DIRECTIONS FOR THIS TASK ->
Read through the entries below and return each line with the word "поставить".
——————————
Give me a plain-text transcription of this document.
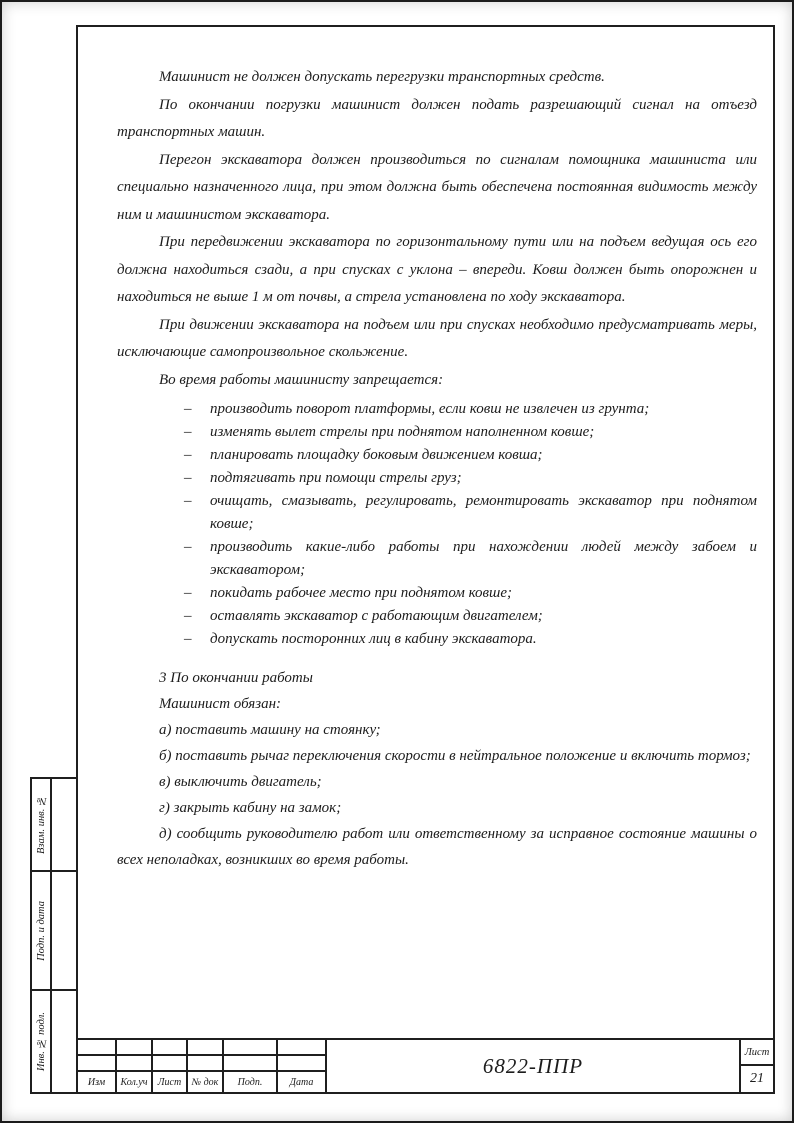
Машинист не должен допускать перегрузки транспортных средств.

По окончании погрузки машинист должен подать разрешающий сигнал на отъезд транспортных машин.

Перегон экскаватора должен производиться по сигналам помощника машиниста или специально назначенного лица, при этом должна быть обеспечена постоянная видимость между ним и машинистом экскаватора.

При передвижении экскаватора по горизонтальному пути или на подъем ведущая ось его должна находиться сзади, а при спусках с уклона – впереди. Ковш должен быть опорожнен и находиться не выше 1 м от почвы, а стрела установлена по ходу экскаватора.

При движении экскаватора на подъем или при спусках необходимо предусматривать меры, исключающие самопроизвольное скольжение.

Во время работы машинисту запрещается:

–	производить поворот платформы, если ковш не извлечен из грунта;
–	изменять вылет стрелы при поднятом наполненном ковше;
–	планировать площадку боковым движением ковша;
–	подтягивать при помощи стрелы груз;
–	очищать, смазывать, регулировать, ремонтировать экскаватор при поднятом ковше;
–	производить какие-либо работы при нахождении людей между забоем и экскаватором;
–	покидать рабочее место при поднятом ковше;
–	оставлять экскаватор с работающим двигателем;
–	допускать посторонних лиц в кабину экскаватора.

3 По окончании работы

Машинист обязан:

а) поставить машину на стоянку;

б) поставить рычаг переключения скорости в нейтральное положение и включить тормоз;

в) выключить двигатель;

г) закрыть кабину на замок;

д) сообщить руководителю работ или ответственному за исправное состояние машины о всех неполадках, возникших во время работы.

Взам. инв. №
Подп. и дата
Инв. № подл.
Изм	Кол.уч	Лист	№ док	Подп.	Дата
6822-ППР
Лист
21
——————————
FULL RESPONSE ->
а) поставить машину на стоянку;
б) поставить рычаг переключения скорости в нейтральное положение и включить тормоз;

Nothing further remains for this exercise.